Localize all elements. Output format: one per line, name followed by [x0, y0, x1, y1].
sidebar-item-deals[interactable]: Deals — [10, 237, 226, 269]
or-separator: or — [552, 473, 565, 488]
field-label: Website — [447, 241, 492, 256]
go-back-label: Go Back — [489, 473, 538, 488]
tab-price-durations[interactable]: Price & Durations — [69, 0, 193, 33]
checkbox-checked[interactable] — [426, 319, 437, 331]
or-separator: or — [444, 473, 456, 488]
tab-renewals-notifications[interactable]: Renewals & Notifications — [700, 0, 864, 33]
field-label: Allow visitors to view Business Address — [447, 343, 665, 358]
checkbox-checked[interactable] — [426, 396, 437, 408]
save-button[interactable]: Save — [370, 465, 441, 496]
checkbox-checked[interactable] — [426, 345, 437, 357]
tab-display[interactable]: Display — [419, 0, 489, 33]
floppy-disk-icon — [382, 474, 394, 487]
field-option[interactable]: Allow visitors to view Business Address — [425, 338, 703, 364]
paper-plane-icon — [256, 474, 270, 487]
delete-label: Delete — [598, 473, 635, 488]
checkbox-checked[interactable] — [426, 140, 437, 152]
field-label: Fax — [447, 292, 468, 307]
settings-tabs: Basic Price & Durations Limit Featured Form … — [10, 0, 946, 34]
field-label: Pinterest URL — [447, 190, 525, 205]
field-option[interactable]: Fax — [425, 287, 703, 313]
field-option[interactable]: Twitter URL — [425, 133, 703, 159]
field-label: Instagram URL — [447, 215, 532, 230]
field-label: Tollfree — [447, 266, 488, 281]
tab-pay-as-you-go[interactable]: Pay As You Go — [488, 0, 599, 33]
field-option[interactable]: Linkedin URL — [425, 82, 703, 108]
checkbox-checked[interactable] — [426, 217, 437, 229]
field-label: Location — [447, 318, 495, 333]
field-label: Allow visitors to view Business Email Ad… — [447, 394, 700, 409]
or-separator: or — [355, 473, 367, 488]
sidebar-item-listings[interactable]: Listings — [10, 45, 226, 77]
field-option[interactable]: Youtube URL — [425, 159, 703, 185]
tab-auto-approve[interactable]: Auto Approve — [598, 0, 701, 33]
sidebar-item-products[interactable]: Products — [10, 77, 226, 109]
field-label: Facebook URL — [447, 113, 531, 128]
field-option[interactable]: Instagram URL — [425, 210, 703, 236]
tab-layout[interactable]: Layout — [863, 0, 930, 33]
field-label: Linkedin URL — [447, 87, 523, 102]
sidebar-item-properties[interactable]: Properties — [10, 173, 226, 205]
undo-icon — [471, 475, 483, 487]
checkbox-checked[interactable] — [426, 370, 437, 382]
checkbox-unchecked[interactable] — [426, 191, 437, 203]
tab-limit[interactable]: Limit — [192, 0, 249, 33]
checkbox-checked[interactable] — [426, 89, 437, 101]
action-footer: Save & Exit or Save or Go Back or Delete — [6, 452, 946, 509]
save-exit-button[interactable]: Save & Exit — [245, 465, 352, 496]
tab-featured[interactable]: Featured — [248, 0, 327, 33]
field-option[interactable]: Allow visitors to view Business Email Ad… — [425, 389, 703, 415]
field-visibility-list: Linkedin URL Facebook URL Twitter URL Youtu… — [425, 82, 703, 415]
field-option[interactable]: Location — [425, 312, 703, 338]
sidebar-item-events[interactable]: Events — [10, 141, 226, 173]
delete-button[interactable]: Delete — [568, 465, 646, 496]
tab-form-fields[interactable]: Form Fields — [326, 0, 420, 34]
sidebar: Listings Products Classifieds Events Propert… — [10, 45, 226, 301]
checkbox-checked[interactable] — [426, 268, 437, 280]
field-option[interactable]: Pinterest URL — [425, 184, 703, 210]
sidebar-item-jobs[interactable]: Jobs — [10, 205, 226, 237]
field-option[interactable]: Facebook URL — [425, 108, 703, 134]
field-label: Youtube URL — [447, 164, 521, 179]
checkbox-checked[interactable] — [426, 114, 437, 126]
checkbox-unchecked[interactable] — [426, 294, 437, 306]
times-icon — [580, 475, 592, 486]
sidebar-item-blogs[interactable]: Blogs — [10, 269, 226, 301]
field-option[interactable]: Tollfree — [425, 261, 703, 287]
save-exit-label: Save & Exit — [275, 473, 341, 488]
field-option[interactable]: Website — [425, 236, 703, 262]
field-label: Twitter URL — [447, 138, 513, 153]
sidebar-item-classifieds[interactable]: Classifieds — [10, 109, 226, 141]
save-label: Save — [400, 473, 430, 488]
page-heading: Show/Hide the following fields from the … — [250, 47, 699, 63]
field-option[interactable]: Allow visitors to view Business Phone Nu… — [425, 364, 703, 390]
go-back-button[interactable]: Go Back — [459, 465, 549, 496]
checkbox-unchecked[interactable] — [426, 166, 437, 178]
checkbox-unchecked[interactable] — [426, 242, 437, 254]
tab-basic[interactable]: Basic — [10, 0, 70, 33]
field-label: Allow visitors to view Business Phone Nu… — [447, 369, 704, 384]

==*==

State how many of the rows above contain the string "Location". Give only the number.

- _Correct output_:
2